*Problem statement:*
Revise the records below by changing every "thread-line" to "thread-connector", and keep all other text as it stands.

-- Begin --

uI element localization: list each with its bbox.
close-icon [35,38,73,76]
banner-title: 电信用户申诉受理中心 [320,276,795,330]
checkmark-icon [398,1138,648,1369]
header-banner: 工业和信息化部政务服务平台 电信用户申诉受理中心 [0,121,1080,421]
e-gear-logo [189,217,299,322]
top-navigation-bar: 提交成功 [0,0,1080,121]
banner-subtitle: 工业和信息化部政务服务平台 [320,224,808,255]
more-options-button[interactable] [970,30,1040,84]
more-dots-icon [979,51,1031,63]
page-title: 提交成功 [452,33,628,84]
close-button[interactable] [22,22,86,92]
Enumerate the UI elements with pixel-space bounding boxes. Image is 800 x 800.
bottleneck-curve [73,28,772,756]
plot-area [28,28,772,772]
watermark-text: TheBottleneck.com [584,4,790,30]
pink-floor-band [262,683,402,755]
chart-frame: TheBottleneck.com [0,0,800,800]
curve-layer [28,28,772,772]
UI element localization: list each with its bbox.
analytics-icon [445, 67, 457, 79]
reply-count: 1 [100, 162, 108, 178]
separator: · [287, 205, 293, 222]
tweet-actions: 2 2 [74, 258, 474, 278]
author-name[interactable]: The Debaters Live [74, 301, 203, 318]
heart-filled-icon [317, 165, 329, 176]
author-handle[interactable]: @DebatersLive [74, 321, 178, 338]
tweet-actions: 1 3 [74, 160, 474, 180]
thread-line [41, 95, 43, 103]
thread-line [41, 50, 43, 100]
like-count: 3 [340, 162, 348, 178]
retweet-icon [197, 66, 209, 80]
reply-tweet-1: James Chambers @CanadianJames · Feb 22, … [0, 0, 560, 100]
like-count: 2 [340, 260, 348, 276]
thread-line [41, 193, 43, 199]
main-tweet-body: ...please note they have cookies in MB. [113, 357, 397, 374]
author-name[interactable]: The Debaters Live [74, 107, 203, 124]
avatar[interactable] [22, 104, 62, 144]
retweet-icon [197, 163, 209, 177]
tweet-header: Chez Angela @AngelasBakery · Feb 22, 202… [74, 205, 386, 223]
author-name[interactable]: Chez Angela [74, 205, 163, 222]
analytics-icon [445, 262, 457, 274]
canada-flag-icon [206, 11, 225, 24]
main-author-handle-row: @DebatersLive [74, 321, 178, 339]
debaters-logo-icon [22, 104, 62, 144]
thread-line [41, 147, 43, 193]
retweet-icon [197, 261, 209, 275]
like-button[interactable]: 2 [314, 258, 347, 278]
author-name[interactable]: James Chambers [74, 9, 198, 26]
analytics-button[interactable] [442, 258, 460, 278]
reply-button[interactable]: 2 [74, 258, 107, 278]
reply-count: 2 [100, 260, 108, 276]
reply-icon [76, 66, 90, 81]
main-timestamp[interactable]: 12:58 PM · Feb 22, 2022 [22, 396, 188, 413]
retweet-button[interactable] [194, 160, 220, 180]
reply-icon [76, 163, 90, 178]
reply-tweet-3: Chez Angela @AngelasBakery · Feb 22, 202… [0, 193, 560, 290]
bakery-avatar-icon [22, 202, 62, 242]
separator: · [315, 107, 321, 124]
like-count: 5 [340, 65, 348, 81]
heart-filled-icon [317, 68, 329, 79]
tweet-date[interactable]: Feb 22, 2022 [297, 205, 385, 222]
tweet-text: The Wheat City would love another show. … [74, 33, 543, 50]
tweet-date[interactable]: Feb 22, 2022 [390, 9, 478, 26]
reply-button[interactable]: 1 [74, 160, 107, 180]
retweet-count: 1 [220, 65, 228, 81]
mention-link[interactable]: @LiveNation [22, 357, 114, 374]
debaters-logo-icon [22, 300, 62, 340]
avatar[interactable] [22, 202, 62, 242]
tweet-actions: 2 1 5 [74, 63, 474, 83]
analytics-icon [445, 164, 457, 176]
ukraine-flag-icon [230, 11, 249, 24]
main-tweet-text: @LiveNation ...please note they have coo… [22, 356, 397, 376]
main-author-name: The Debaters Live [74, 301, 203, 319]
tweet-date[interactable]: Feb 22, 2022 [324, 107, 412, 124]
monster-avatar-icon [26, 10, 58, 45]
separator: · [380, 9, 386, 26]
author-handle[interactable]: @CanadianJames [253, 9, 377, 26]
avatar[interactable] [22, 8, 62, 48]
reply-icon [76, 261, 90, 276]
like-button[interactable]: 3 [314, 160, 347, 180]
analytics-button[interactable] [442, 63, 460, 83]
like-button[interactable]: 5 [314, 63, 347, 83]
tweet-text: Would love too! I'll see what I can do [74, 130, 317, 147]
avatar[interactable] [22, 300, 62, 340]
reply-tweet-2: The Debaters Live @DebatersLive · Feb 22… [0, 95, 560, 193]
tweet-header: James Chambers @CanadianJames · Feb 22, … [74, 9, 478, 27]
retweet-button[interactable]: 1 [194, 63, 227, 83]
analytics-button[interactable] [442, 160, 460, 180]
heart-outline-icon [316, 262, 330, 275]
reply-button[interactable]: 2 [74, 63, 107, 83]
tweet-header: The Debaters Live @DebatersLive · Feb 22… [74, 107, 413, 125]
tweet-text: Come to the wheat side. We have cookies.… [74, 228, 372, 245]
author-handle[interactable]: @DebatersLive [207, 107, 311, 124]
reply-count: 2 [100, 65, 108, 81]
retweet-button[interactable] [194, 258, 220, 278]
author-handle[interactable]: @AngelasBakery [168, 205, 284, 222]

-- End --

*Written reply:*
uI element localization: list each with its bbox.
close-icon [35,38,73,76]
banner-title: 电信用户申诉受理中心 [320,276,795,330]
checkmark-icon [398,1138,648,1369]
header-banner: 工业和信息化部政务服务平台 电信用户申诉受理中心 [0,121,1080,421]
e-gear-logo [189,217,299,322]
top-navigation-bar: 提交成功 [0,0,1080,121]
banner-subtitle: 工业和信息化部政务服务平台 [320,224,808,255]
more-options-button[interactable] [970,30,1040,84]
more-dots-icon [979,51,1031,63]
page-title: 提交成功 [452,33,628,84]
close-button[interactable] [22,22,86,92]
Enumerate the UI elements with pixel-space bounding boxes. Image is 800 x 800.
bottleneck-curve [73,28,772,756]
plot-area [28,28,772,772]
watermark-text: TheBottleneck.com [584,4,790,30]
pink-floor-band [262,683,402,755]
chart-frame: TheBottleneck.com [0,0,800,800]
curve-layer [28,28,772,772]
UI element localization: list each with its bbox.
analytics-icon [445, 67, 457, 79]
reply-count: 1 [100, 162, 108, 178]
separator: · [287, 205, 293, 222]
tweet-actions: 2 2 [74, 258, 474, 278]
author-name[interactable]: The Debaters Live [74, 301, 203, 318]
heart-filled-icon [317, 165, 329, 176]
author-handle[interactable]: @DebatersLive [74, 321, 178, 338]
tweet-actions: 1 3 [74, 160, 474, 180]
thread-connector [41, 95, 43, 103]
thread-connector [41, 50, 43, 100]
like-count: 3 [340, 162, 348, 178]
retweet-icon [197, 66, 209, 80]
reply-tweet-1: James Chambers @CanadianJames · Feb 22, … [0, 0, 560, 100]
like-count: 2 [340, 260, 348, 276]
thread-connector [41, 193, 43, 199]
main-tweet-body: ...please note they have cookies in MB. [113, 357, 397, 374]
author-name[interactable]: The Debaters Live [74, 107, 203, 124]
avatar[interactable] [22, 104, 62, 144]
retweet-icon [197, 163, 209, 177]
tweet-header: Chez Angela @AngelasBakery · Feb 22, 202… [74, 205, 386, 223]
author-name[interactable]: Chez Angela [74, 205, 163, 222]
analytics-icon [445, 262, 457, 274]
canada-flag-icon [206, 11, 225, 24]
main-author-handle-row: @DebatersLive [74, 321, 178, 339]
debaters-logo-icon [22, 104, 62, 144]
thread-connector [41, 147, 43, 193]
retweet-icon [197, 261, 209, 275]
like-button[interactable]: 2 [314, 258, 347, 278]
author-name[interactable]: James Chambers [74, 9, 198, 26]
analytics-button[interactable] [442, 258, 460, 278]
reply-button[interactable]: 2 [74, 258, 107, 278]
reply-count: 2 [100, 260, 108, 276]
reply-icon [76, 66, 90, 81]
main-timestamp[interactable]: 12:58 PM · Feb 22, 2022 [22, 396, 188, 413]
retweet-button[interactable] [194, 160, 220, 180]
reply-icon [76, 163, 90, 178]
reply-tweet-3: Chez Angela @AngelasBakery · Feb 22, 202… [0, 193, 560, 290]
bakery-avatar-icon [22, 202, 62, 242]
separator: · [315, 107, 321, 124]
like-count: 5 [340, 65, 348, 81]
heart-filled-icon [317, 68, 329, 79]
tweet-date[interactable]: Feb 22, 2022 [297, 205, 385, 222]
tweet-text: The Wheat City would love another show. … [74, 33, 543, 50]
tweet-date[interactable]: Feb 22, 2022 [390, 9, 478, 26]
reply-button[interactable]: 1 [74, 160, 107, 180]
retweet-count: 1 [220, 65, 228, 81]
mention-link[interactable]: @LiveNation [22, 357, 114, 374]
debaters-logo-icon [22, 300, 62, 340]
avatar[interactable] [22, 202, 62, 242]
tweet-actions: 2 1 5 [74, 63, 474, 83]
analytics-icon [445, 164, 457, 176]
ukraine-flag-icon [230, 11, 249, 24]
main-tweet-text: @LiveNation ...please note they have coo… [22, 356, 397, 376]
main-author-name: The Debaters Live [74, 301, 203, 319]
tweet-date[interactable]: Feb 22, 2022 [324, 107, 412, 124]
monster-avatar-icon [26, 10, 58, 45]
separator: · [380, 9, 386, 26]
author-handle[interactable]: @CanadianJames [253, 9, 377, 26]
avatar[interactable] [22, 8, 62, 48]
reply-icon [76, 261, 90, 276]
like-button[interactable]: 3 [314, 160, 347, 180]
analytics-button[interactable] [442, 63, 460, 83]
like-button[interactable]: 5 [314, 63, 347, 83]
tweet-text: Would love too! I'll see what I can do [74, 130, 317, 147]
avatar[interactable] [22, 300, 62, 340]
reply-tweet-2: The Debaters Live @DebatersLive · Feb 22… [0, 95, 560, 193]
tweet-header: James Chambers @CanadianJames · Feb 22, … [74, 9, 478, 27]
retweet-button[interactable]: 1 [194, 63, 227, 83]
analytics-button[interactable] [442, 160, 460, 180]
heart-outline-icon [316, 262, 330, 275]
reply-button[interactable]: 2 [74, 63, 107, 83]
tweet-header: The Debaters Live @DebatersLive · Feb 22… [74, 107, 413, 125]
tweet-text: Come to the wheat side. We have cookies.… [74, 228, 372, 245]
author-handle[interactable]: @DebatersLive [207, 107, 311, 124]
reply-count: 2 [100, 65, 108, 81]
retweet-button[interactable] [194, 258, 220, 278]
author-handle[interactable]: @AngelasBakery [168, 205, 284, 222]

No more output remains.